The parties acknowledge that they enter into this Agreement fully and voluntarily from their own information and investigations. Each party
acknowledges and accepts the risk that they, their advisers, agents or lawyer may discover facts or principles of law different from, or in addition to, the facts and principles of law which they know or believe to be true with respect to the subject matters of this Agreement.
Attempts to sell the Property
[20]On 17 February 2022, Barfoot provided a market appraisal for the Property of
$2,250,000 to $2,550,000. Barfoot had considered the condition of the Property noting that “[t]he water ingress issue is another factor due to the unknown extent of the problem and the cost to rectify which potential buyers will take into consideration.” That appraisal records that the construction includes a treated timber frame.
[21] On 23 February 2022, Barfoot indicated it was ready to instigate the auction campaign.
[22] On 16 March 2022, Barfoot provided an update on the sale process reporting that potential buyers had provided price indications of around $1,800,000 to
$2,000,000, with buyers expressing interest being those who were looking for a reclad project. Barfoot had also engaged a builder who, after removing some plaster board, identified that the timber frame was not treated.
[23] On 22 March 2022, Barfoot informed Darrell and Rebecca that there had been minimal response from the public and recommended they sell the Property by negotiation rather than auction. Darrell replied and agreed that the method of sale should be changed.
[24] By 12 April 2022, Barfoot had received an unconditional offer of $1,950,000 and a conditional offer of $2,088,000. Darrell declined both offers because they were below the capital value of the land and below the agreed valuation of $2,580,000.
[25] On 12 May 2022, Barfoot wrote to the parties requesting a written price indication to be able to inform buyers. Buyers had expressed frustration that Barfoot had not been able to provide any price indication.
[26] Darrell’s solicitors wrote to Rebecca’s solicitors requesting her agreement to disclose the reserve price. In response, Rebecca’s solicitors referred to cl 10.4(e) which contemplated selling the Property for less. They proposed a price indication of
$2,200,000, however Darrell did not agree to provide a price indication below the agreed reserve price.
[27]On 20 June 2022, Barfoot wrote to Darrell and advised him that a price of
$2,600,000 was at least $500,000 more than what anyone in the market was prepared to pay. Barfoot recommended they either meet the market or remove the Property from the market and come to another mutual agreement.
[28] On 30 June 2022, Darrell’s solicitors wrote to Rebecca’s solicitors proposing that if the net proceeds of sale were less than $2,600,000, any difference would be shared equally.
[29] On 26 July 2022, Rebecca’s solicitors rejected that proposal and indicated they intended to file enforcement proceedings.
[30] On 7 September 2022, Rebecca’s solicitors proposed that the Property remain on the market, if the net proceeds of sale were below $2,600,000 they were to be paid to Rebecca, and any shortfall would be subject to further agreement or Court order. Darrell’s solicitors eventually agreed with that proposal on 30 September 2022.
[31] Barfoot then proceeded to prepare documentation for the auction of the Property. On 27 October 2022, Barfoot recommended, based on their appraisal, that a reserve range be adopted from $1,800,000 to $2,050,000. In response, Darrell indicated that he was not in a position to sign off the reserve but that the intent is to sell for the best price at auction.
§ §
### Short exercise 1:
Quote the records verbatim, from their start through the line that contains "cell-percent-correct: 86.4% xyxy=(1149,660,1232,695)".
§ §
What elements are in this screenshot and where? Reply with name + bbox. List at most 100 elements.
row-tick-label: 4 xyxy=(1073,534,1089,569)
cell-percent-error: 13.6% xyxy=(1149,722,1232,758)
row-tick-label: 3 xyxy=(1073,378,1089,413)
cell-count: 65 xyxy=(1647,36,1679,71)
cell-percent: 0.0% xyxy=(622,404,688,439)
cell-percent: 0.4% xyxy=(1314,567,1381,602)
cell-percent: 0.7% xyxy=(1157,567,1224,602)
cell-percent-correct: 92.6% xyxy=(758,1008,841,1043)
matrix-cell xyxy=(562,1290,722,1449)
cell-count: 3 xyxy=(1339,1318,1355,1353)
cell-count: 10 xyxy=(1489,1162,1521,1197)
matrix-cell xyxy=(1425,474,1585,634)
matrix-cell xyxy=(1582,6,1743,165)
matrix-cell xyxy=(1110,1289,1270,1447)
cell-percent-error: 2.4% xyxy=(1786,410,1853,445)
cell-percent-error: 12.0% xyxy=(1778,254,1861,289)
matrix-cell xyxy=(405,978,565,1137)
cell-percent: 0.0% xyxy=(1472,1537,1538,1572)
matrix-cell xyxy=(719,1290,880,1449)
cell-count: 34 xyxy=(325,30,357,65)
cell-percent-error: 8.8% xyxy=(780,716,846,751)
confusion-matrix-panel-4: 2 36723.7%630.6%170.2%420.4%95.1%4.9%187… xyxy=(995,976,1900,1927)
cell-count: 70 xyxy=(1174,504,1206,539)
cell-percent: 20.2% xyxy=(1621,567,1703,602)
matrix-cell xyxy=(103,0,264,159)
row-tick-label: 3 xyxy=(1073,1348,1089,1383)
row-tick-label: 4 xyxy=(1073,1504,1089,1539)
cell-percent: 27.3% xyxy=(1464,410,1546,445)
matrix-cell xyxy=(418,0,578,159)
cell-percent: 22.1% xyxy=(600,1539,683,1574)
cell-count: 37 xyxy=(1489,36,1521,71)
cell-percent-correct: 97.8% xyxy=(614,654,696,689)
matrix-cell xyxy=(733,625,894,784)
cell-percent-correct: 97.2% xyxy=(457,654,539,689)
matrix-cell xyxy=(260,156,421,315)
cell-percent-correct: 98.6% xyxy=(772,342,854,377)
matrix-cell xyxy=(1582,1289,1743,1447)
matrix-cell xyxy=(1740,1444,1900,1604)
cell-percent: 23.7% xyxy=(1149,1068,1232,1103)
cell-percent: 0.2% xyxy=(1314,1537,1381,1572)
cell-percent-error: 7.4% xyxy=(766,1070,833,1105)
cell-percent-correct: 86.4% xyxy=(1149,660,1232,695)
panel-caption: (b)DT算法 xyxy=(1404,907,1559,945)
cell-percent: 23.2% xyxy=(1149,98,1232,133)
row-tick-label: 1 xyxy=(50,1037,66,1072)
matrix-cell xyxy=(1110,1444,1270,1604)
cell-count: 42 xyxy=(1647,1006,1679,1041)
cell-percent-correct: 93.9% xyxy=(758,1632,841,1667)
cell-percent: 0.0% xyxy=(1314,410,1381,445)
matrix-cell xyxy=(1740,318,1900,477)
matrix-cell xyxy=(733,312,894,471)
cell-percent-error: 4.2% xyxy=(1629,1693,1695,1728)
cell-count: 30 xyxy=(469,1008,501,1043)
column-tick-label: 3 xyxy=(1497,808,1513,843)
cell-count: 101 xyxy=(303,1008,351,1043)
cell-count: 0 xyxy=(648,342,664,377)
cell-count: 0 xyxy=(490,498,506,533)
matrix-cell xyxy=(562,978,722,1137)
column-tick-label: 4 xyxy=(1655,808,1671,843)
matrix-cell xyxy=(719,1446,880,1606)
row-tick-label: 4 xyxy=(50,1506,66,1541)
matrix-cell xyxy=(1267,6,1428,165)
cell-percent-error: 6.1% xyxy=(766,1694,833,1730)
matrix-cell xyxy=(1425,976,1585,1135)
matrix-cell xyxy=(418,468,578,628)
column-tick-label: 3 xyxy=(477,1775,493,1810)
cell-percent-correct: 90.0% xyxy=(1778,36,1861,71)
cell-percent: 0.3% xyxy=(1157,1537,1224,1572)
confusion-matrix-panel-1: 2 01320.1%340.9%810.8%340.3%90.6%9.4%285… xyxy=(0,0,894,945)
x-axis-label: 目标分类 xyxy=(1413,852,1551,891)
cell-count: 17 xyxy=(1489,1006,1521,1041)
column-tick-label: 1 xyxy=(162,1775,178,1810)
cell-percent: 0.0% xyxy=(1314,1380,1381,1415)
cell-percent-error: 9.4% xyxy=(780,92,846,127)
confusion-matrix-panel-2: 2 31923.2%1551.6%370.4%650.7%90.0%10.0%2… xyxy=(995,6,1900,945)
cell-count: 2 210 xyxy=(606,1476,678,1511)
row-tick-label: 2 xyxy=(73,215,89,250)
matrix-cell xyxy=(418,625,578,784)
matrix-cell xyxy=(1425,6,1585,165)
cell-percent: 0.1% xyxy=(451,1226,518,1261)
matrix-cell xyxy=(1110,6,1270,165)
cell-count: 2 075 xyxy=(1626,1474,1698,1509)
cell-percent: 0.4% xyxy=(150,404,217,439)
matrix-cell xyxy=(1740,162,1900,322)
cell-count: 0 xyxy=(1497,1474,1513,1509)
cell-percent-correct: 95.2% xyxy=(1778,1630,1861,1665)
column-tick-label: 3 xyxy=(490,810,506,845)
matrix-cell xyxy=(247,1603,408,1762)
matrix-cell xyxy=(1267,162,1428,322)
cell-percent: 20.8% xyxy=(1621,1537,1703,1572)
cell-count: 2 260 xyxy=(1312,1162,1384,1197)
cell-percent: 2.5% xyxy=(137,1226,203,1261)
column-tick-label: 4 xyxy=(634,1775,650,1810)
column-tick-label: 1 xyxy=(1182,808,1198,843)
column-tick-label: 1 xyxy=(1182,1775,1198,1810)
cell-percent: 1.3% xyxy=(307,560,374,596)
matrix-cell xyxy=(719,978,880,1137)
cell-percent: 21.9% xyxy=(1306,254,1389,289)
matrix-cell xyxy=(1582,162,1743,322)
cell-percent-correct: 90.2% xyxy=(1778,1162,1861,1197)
§ §
### Short exercise 2:
Say whether each statement agrees with the account of the attempts to sell the Property. Answer yes or no and quote the words that decide it.
(a) Barfoot's market appraisal of 17 February 2022 put the Property at $2,250,000 to $2,550,000.
(b) Darrell accepted the conditional offer of $2,088,000.
(c) The builder engaged by Barfoot found that the timber frame was treated.

### Response 1:
What elements are in this screenshot and where? Reply with name + bbox. List at most 100 elements.
row-tick-label: 4 xyxy=(1073,534,1089,569)
cell-percent-error: 13.6% xyxy=(1149,722,1232,758)
row-tick-label: 3 xyxy=(1073,378,1089,413)
cell-count: 65 xyxy=(1647,36,1679,71)
cell-percent: 0.0% xyxy=(622,404,688,439)
cell-percent: 0.4% xyxy=(1314,567,1381,602)
cell-percent: 0.7% xyxy=(1157,567,1224,602)
cell-percent-correct: 92.6% xyxy=(758,1008,841,1043)
matrix-cell xyxy=(562,1290,722,1449)
cell-count: 3 xyxy=(1339,1318,1355,1353)
cell-count: 10 xyxy=(1489,1162,1521,1197)
matrix-cell xyxy=(1425,474,1585,634)
matrix-cell xyxy=(1582,6,1743,165)
matrix-cell xyxy=(1110,1289,1270,1447)
cell-percent-error: 2.4% xyxy=(1786,410,1853,445)
cell-percent-error: 12.0% xyxy=(1778,254,1861,289)
matrix-cell xyxy=(405,978,565,1137)
cell-percent: 0.0% xyxy=(1472,1537,1538,1572)
matrix-cell xyxy=(719,1290,880,1449)
cell-count: 34 xyxy=(325,30,357,65)
cell-percent-error: 8.8% xyxy=(780,716,846,751)
confusion-matrix-panel-4: 2 36723.7%630.6%170.2%420.4%95.1%4.9%187… xyxy=(995,976,1900,1927)
cell-count: 70 xyxy=(1174,504,1206,539)
cell-percent: 20.2% xyxy=(1621,567,1703,602)
matrix-cell xyxy=(103,0,264,159)
row-tick-label: 3 xyxy=(1073,1348,1089,1383)
row-tick-label: 4 xyxy=(1073,1504,1089,1539)
cell-percent: 27.3% xyxy=(1464,410,1546,445)
matrix-cell xyxy=(418,0,578,159)
cell-percent: 22.1% xyxy=(600,1539,683,1574)
cell-count: 37 xyxy=(1489,36,1521,71)
cell-percent-correct: 97.8% xyxy=(614,654,696,689)
matrix-cell xyxy=(733,625,894,784)
cell-percent-correct: 97.2% xyxy=(457,654,539,689)
matrix-cell xyxy=(260,156,421,315)
cell-percent-correct: 98.6% xyxy=(772,342,854,377)
matrix-cell xyxy=(1582,1289,1743,1447)
matrix-cell xyxy=(1740,1444,1900,1604)
cell-percent: 23.7% xyxy=(1149,1068,1232,1103)
cell-percent: 0.2% xyxy=(1314,1537,1381,1572)
cell-percent-error: 7.4% xyxy=(766,1070,833,1105)
cell-percent-correct: 86.4% xyxy=(1149,660,1232,695)

### Response 2:
(a) Yes: "$2,250,000 to $2,550,000"
(b) No: "Darrell declined both offers"
(c) No: "identified that the timber frame was not treated"